### Постановка задачи 1
Изложите в двух предложениях основное содержание приведенного ниже фрагмента о принадлежности творчества европейских евреев.

Дополнительной причиной, заставляющей поставить под сомнение убеждение о непринадлежности европейских евреев к еврейской цивилизации, является бросающаяся в глаза психологическая мотивация его сторонников. За страстными отрицаниями связи Гейне или Мандельштама с еврейским миром хорошо виден личный подтекст, который незаметен только самим отрицающим. В Гейне и Мандельштаме еврейские интеллектуалы видят прообразы самих себя, и, говоря об этих поэтах, они на самом деле доказывают свое собственное право принадлежать к великой немецкой или русской культуре. Более того, разрывая свою связь с еврейским миром, такие ученые или публицисты предпочитают видеть в еврейской и европейской культурах два абсолютно несовместимых начала. Но, как известно, личная заинтересованность является плохим союзником в научном споре.
Наконец, следует подчеркнуть неизбежные сомнения относительно политической нейтральности и, следовательно, научной беспристрастности представления о том, что, уходя из Европы, евреи не могут претендовать ни на что, ими созданное. Как известно из истории, самые сильные идеологии — идеологии, претендовавшие на самоочевидность, — рождались из необходимости узаконить политическую несправедливость. Средневековые крестьяне, жившие на земле и лишенные прав на ее плоды, были абсолютно уверены в неизбежности своей нищеты. То, что их труд принадлежит другим, казалось им самоочевидным. И точно так же европейские евреи, жившие и страдавшие именно как евреи, не только были вынуждены видеть в плодах своего труда чужую собственность, но и воспринимали (и продолжают воспринимать) подобную ситуацию как единственно возможную. Более того, после Катастрофы эта уверенность стала приобретать все большее сходство с погромом. Как погромщики, которые, убивая и изгоняя евреев, с удовольствием брали еврейское имущество, — европейские страны, наследовавшие убитым, считают своим ими написанное. Книги становятся безличной интеллектуальной собственностью. Стихи Нелли Закс и Пауля Целана, пропитанные кровью погибших евреев, превращаются в высшие достижения немецкого языка. Книги, написанные евреями, становятся данностями иных культур — как еврейские местечки, которые путем хитроумного переустройства превращаются в украинские и белорусские деревни. Но подобно тому как в белорусских деревнях внимательный взгляд с легкостью отличит некогда еврейские дома по форме рам, старательно избегающих сходства с крестами, книги, написанные евреями, выдают свое происхождение благодаря структуре создавшей их мысли — структуре, отличающей их от всего, что появилось одновременно с ними в европейских культурах.

### Фрагменты данных
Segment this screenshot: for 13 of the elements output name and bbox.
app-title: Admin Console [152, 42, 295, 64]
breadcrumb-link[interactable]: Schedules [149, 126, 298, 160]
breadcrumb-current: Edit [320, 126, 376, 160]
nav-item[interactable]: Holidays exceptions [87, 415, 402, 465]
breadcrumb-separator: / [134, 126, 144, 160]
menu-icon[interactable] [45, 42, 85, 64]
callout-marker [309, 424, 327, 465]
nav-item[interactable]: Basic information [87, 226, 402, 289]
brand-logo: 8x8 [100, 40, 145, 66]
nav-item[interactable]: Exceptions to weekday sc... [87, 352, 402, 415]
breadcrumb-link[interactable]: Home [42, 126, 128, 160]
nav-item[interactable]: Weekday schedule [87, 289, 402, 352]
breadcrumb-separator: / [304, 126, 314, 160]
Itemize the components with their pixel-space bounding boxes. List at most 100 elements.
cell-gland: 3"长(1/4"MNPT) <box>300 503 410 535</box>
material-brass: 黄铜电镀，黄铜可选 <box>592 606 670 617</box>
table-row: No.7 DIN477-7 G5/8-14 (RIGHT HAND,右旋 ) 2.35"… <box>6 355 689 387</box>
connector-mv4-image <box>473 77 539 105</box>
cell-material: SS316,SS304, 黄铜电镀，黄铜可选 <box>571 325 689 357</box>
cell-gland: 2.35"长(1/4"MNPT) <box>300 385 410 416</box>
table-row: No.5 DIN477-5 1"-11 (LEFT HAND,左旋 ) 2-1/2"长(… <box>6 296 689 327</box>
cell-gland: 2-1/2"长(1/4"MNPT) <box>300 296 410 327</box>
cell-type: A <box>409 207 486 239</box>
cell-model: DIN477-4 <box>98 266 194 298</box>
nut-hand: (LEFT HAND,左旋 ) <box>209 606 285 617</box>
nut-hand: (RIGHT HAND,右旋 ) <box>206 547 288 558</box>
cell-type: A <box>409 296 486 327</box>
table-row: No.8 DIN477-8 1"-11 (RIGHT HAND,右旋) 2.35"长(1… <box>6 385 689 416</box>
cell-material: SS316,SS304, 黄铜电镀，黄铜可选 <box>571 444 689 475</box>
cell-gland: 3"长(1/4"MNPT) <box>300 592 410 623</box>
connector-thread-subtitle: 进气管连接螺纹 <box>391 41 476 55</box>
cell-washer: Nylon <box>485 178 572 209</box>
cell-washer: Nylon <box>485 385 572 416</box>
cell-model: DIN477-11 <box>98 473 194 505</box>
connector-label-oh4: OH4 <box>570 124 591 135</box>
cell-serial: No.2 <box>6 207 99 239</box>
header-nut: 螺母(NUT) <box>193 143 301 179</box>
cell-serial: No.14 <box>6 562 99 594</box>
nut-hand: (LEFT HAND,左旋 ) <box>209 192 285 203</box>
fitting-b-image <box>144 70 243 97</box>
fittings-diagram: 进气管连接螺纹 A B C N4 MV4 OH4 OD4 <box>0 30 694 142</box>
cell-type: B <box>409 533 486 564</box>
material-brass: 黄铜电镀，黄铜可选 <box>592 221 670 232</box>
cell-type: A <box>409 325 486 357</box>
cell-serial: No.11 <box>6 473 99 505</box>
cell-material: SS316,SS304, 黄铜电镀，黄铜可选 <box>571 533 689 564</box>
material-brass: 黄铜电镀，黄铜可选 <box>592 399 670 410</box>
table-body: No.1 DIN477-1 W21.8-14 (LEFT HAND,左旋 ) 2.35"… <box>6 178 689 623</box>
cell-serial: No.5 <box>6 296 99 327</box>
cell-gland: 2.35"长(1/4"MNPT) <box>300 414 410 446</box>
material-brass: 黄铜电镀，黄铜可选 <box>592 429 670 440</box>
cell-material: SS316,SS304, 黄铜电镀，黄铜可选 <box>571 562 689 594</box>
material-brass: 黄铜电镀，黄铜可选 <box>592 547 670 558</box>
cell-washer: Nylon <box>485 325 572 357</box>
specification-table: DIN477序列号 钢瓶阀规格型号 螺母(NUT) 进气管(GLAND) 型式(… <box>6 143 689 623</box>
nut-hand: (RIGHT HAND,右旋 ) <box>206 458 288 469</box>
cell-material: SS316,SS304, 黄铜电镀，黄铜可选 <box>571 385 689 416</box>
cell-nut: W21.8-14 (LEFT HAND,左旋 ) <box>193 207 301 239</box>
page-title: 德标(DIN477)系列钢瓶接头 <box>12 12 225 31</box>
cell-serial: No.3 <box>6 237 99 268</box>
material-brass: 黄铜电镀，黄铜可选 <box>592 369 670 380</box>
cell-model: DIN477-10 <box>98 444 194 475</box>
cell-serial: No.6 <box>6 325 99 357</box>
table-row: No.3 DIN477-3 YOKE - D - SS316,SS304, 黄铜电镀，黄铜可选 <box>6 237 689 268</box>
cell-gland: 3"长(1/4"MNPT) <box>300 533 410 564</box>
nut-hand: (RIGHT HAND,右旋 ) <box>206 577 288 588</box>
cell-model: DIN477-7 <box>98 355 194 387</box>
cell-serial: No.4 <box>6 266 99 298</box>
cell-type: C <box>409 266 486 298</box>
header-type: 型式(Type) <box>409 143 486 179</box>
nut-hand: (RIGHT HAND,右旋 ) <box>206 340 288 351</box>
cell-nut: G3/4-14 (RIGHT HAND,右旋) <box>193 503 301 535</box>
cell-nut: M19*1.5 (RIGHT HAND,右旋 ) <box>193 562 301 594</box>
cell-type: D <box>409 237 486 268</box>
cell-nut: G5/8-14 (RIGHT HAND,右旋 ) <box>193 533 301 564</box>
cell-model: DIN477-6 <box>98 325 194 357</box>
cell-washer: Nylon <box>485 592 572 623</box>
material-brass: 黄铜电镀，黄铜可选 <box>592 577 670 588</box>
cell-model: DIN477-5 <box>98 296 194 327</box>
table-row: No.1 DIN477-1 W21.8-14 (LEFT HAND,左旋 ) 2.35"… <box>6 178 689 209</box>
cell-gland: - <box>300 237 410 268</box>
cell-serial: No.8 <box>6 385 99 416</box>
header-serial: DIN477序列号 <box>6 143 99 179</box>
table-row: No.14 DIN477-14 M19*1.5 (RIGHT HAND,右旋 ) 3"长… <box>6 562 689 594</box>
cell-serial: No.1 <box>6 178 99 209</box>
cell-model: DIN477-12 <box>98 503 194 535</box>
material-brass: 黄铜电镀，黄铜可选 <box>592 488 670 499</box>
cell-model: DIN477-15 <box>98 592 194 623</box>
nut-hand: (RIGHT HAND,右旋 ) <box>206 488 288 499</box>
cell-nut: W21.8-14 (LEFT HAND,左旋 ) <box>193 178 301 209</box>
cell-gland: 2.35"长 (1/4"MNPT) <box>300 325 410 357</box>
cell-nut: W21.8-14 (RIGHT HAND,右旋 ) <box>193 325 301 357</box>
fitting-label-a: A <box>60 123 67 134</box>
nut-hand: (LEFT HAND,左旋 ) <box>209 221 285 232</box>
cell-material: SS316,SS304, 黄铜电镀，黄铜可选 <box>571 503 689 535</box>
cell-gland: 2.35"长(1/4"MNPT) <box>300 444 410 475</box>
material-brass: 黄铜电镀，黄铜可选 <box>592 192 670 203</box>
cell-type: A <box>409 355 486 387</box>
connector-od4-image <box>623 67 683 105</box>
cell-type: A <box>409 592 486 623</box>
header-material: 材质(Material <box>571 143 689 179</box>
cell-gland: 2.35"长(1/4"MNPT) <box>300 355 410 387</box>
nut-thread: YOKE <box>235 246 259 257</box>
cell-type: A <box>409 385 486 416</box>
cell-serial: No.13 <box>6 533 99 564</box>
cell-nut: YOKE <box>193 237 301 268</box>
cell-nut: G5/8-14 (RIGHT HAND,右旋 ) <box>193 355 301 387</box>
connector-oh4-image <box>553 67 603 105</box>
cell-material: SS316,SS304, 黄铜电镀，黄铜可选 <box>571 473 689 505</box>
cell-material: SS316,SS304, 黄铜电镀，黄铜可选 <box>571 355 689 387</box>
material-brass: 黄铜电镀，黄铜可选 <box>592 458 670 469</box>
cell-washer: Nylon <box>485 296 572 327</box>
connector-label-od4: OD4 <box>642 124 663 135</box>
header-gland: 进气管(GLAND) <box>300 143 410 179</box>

### Постановка задачи 2
Перепишите без изменений всё от самого начала листинга вниз до строки, содержащей "385 410 416</box>", включая и эту строку.

### Результат выполнения 1
Убеждение в непринадлежности европейских евреев к еврейской цивилизации вызывает сомнение из-за личной мотивации его сторонников: отрицая связь Гейне или Мандельштама с еврейским миром, еврейские интеллектуалы на самом деле доказывают собственное право принадлежать к великой немецкой или русской культуре. Кроме того, представление о том, что евреи не могут претендовать на созданное ими в Европе, не является политически нейтральным: после Катастрофы европейские страны считают своим написанное убитыми евреями, однако книги евреев выдают свое происхождение структурой создавшей их мысли.

### Результат выполнения 2
Segment this screenshot: for 13 of the elements output name and bbox.
app-title: Admin Console [152, 42, 295, 64]
breadcrumb-link[interactable]: Schedules [149, 126, 298, 160]
breadcrumb-current: Edit [320, 126, 376, 160]
nav-item[interactable]: Holidays exceptions [87, 415, 402, 465]
breadcrumb-separator: / [134, 126, 144, 160]
menu-icon[interactable] [45, 42, 85, 64]
callout-marker [309, 424, 327, 465]
nav-item[interactable]: Basic information [87, 226, 402, 289]
brand-logo: 8x8 [100, 40, 145, 66]
nav-item[interactable]: Exceptions to weekday sc... [87, 352, 402, 415]
breadcrumb-link[interactable]: Home [42, 126, 128, 160]
nav-item[interactable]: Weekday schedule [87, 289, 402, 352]
breadcrumb-separator: / [304, 126, 314, 160]
Itemize the components with their pixel-space bounding boxes. List at most 100 elements.
cell-gland: 3"长(1/4"MNPT) <box>300 503 410 535</box>
material-brass: 黄铜电镀，黄铜可选 <box>592 606 670 617</box>
table-row: No.7 DIN477-7 G5/8-14 (RIGHT HAND,右旋 ) 2.35"… <box>6 355 689 387</box>
connector-mv4-image <box>473 77 539 105</box>
cell-material: SS316,SS304, 黄铜电镀，黄铜可选 <box>571 325 689 357</box>
cell-gland: 2.35"长(1/4"MNPT) <box>300 385 410 416</box>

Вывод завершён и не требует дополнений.